Start of Input for this task

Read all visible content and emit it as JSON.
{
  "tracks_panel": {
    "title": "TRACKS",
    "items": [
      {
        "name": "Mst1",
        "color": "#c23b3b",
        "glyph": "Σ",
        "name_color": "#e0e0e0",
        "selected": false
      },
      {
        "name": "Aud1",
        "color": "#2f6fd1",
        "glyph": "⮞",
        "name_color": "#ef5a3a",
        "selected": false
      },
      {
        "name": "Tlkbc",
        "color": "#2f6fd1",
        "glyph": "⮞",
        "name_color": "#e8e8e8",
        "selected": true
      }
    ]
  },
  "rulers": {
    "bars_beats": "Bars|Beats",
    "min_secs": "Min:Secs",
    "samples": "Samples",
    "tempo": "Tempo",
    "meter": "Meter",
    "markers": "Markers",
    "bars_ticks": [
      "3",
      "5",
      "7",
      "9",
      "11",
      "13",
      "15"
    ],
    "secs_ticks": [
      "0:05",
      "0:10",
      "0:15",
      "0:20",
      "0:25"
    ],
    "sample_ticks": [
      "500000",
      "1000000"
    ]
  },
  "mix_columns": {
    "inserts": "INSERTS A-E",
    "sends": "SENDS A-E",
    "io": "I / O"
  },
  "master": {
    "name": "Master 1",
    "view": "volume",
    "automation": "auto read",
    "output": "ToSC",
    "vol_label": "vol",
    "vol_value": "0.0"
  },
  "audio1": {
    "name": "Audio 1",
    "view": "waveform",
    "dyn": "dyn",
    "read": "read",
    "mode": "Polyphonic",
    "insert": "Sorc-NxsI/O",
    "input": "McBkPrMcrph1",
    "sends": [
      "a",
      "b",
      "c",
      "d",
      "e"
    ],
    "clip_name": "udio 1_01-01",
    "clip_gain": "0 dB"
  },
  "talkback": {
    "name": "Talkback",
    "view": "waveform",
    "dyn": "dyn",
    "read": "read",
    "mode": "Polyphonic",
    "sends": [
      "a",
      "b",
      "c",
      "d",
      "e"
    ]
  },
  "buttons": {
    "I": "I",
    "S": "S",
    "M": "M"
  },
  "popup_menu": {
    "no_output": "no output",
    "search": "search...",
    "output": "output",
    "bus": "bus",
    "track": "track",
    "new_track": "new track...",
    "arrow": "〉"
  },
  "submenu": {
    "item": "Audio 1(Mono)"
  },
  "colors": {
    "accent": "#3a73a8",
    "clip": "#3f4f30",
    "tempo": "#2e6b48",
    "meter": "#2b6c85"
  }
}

End of Input for this task

**Exercise**:
Output all of the material exactly as written.

**Answer to this problem**:
Read all visible content and emit it as JSON.
{
  "tracks_panel": {
    "title": "TRACKS",
    "items": [
      {
        "name": "Mst1",
        "color": "#c23b3b",
        "glyph": "Σ",
        "name_color": "#e0e0e0",
        "selected": false
      },
      {
        "name": "Aud1",
        "color": "#2f6fd1",
        "glyph": "⮞",
        "name_color": "#ef5a3a",
        "selected": false
      },
      {
        "name": "Tlkbc",
        "color": "#2f6fd1",
        "glyph": "⮞",
        "name_color": "#e8e8e8",
        "selected": true
      }
    ]
  },
  "rulers": {
    "bars_beats": "Bars|Beats",
    "min_secs": "Min:Secs",
    "samples": "Samples",
    "tempo": "Tempo",
    "meter": "Meter",
    "markers": "Markers",
    "bars_ticks": [
      "3",
      "5",
      "7",
      "9",
      "11",
      "13",
      "15"
    ],
    "secs_ticks": [
      "0:05",
      "0:10",
      "0:15",
      "0:20",
      "0:25"
    ],
    "sample_ticks": [
      "500000",
      "1000000"
    ]
  },
  "mix_columns": {
    "inserts": "INSERTS A-E",
    "sends": "SENDS A-E",
    "io": "I / O"
  },
  "master": {
    "name": "Master 1",
    "view": "volume",
    "automation": "auto read",
    "output": "ToSC",
    "vol_label": "vol",
    "vol_value": "0.0"
  },
  "audio1": {
    "name": "Audio 1",
    "view": "waveform",
    "dyn": "dyn",
    "read": "read",
    "mode": "Polyphonic",
    "insert": "Sorc-NxsI/O",
    "input": "McBkPrMcrph1",
    "sends": [
      "a",
      "b",
      "c",
      "d",
      "e"
    ],
    "clip_name": "udio 1_01-01",
    "clip_gain": "0 dB"
  },
  "talkback": {
    "name": "Talkback",
    "view": "waveform",
    "dyn": "dyn",
    "read": "read",
    "mode": "Polyphonic",
    "sends": [
      "a",
      "b",
      "c",
      "d",
      "e"
    ]
  },
  "buttons": {
    "I": "I",
    "S": "S",
    "M": "M"
  },
  "popup_menu": {
    "no_output": "no output",
    "search": "search...",
    "output": "output",
    "bus": "bus",
    "track": "track",
    "new_track": "new track...",
    "arrow": "〉"
  },
  "submenu": {
    "item": "Audio 1(Mono)"
  },
  "colors": {
    "accent": "#3a73a8",
    "clip": "#3f4f30",
    "tempo": "#2e6b48",
    "meter": "#2b6c85"
  }
}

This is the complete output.